**Instructions for the task:**
Arrange the items as a numbered list, from the first line up to and including the line containing "title-mid: in stato — [543, 24, 615, 46]", and leave out any blank lines.

**Provided information:**
* * * * * * *

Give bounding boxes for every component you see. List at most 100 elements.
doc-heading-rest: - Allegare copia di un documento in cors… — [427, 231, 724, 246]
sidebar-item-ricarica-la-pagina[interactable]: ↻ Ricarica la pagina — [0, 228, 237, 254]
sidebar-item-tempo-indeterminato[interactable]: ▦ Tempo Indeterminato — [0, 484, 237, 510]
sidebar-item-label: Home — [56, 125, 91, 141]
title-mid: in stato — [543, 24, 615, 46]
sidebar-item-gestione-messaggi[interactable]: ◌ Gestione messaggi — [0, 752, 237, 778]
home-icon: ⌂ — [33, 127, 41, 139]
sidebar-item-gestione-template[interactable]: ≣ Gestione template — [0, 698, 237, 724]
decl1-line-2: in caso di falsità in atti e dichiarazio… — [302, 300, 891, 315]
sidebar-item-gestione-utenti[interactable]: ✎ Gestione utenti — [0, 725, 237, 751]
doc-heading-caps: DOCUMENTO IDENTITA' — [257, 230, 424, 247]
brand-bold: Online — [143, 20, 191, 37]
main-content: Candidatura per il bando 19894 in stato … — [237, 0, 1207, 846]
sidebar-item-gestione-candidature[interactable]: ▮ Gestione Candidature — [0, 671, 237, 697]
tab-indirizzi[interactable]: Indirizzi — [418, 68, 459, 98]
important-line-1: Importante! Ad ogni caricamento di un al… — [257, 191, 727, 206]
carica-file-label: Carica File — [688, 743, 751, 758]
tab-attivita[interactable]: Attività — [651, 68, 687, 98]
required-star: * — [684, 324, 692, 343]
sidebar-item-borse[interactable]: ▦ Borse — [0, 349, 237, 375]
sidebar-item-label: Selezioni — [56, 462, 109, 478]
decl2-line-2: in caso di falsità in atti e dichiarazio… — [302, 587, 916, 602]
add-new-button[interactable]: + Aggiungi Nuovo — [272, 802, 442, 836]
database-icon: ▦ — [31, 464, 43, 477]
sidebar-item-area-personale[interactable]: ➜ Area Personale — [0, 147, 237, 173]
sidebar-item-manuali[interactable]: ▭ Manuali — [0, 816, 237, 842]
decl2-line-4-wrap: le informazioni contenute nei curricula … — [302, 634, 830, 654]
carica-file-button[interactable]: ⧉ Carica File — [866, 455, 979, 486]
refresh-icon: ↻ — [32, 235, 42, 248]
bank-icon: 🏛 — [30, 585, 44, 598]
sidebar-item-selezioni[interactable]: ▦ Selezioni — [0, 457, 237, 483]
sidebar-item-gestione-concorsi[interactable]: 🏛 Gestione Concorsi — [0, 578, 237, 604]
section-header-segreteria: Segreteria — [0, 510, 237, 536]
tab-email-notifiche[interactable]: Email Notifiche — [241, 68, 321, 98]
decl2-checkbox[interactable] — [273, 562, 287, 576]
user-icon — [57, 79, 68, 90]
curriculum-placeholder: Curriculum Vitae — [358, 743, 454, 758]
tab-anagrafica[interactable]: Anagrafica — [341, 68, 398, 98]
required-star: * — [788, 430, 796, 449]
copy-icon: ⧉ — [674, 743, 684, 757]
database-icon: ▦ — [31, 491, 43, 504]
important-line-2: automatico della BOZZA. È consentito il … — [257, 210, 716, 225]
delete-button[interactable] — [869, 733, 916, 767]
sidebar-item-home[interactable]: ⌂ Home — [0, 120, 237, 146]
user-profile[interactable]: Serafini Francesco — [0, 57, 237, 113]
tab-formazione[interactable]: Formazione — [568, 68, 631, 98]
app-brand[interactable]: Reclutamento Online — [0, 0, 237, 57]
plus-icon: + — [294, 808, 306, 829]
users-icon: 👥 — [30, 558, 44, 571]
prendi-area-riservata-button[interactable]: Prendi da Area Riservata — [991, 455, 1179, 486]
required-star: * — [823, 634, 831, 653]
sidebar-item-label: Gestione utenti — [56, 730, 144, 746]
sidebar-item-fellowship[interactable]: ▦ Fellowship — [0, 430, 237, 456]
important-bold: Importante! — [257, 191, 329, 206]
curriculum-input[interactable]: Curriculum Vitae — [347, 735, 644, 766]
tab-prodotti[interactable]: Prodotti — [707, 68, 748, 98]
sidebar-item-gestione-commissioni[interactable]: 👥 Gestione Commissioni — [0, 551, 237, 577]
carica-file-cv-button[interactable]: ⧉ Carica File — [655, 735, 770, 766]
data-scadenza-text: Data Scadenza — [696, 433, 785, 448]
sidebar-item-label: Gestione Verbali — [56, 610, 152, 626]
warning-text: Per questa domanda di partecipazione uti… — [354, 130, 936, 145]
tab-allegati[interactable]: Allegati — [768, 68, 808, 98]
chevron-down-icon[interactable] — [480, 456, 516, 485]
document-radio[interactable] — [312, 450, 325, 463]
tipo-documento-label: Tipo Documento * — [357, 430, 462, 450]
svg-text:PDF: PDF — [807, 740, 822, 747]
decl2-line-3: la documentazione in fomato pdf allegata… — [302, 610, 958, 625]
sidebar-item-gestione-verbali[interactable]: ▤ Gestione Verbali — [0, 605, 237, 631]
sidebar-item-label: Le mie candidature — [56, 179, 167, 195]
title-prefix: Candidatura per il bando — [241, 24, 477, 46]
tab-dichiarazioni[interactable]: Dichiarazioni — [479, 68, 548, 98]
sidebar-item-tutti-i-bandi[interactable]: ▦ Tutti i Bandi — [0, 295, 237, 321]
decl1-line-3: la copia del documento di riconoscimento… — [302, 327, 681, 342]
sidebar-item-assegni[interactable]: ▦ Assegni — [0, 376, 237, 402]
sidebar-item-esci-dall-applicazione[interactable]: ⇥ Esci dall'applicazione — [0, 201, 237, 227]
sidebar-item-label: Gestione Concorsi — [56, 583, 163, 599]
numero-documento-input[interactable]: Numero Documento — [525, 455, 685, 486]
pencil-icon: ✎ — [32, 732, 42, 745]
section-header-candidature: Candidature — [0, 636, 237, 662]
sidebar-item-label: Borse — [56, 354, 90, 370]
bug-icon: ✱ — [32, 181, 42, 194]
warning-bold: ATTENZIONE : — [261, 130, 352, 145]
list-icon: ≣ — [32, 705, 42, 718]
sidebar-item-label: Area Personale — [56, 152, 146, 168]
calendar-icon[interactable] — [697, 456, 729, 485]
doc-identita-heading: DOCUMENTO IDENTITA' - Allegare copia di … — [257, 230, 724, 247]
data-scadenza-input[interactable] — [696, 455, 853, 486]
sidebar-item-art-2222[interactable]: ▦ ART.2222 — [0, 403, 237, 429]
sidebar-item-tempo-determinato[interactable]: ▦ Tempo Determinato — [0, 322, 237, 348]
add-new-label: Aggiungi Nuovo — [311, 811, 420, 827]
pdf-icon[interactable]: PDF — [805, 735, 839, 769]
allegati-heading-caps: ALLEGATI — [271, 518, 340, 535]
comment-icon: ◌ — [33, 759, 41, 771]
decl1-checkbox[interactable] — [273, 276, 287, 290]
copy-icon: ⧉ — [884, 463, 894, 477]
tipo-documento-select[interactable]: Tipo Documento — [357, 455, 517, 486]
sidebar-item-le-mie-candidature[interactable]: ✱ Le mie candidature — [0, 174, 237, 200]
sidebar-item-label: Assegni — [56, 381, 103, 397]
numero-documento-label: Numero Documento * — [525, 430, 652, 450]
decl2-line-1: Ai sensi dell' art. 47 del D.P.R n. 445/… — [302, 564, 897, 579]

* * * * * * *

**Written response:**
1. Give bounding boxes for every component you see. List at most 100 elements.
2. doc-heading-rest: - Allegare copia di un documento in cors… — [427, 231, 724, 246]
3. sidebar-item-ricarica-la-pagina[interactable]: ↻ Ricarica la pagina — [0, 228, 237, 254]
4. sidebar-item-tempo-indeterminato[interactable]: ▦ Tempo Indeterminato — [0, 484, 237, 510]
5. sidebar-item-label: Home — [56, 125, 91, 141]
6. title-mid: in stato — [543, 24, 615, 46]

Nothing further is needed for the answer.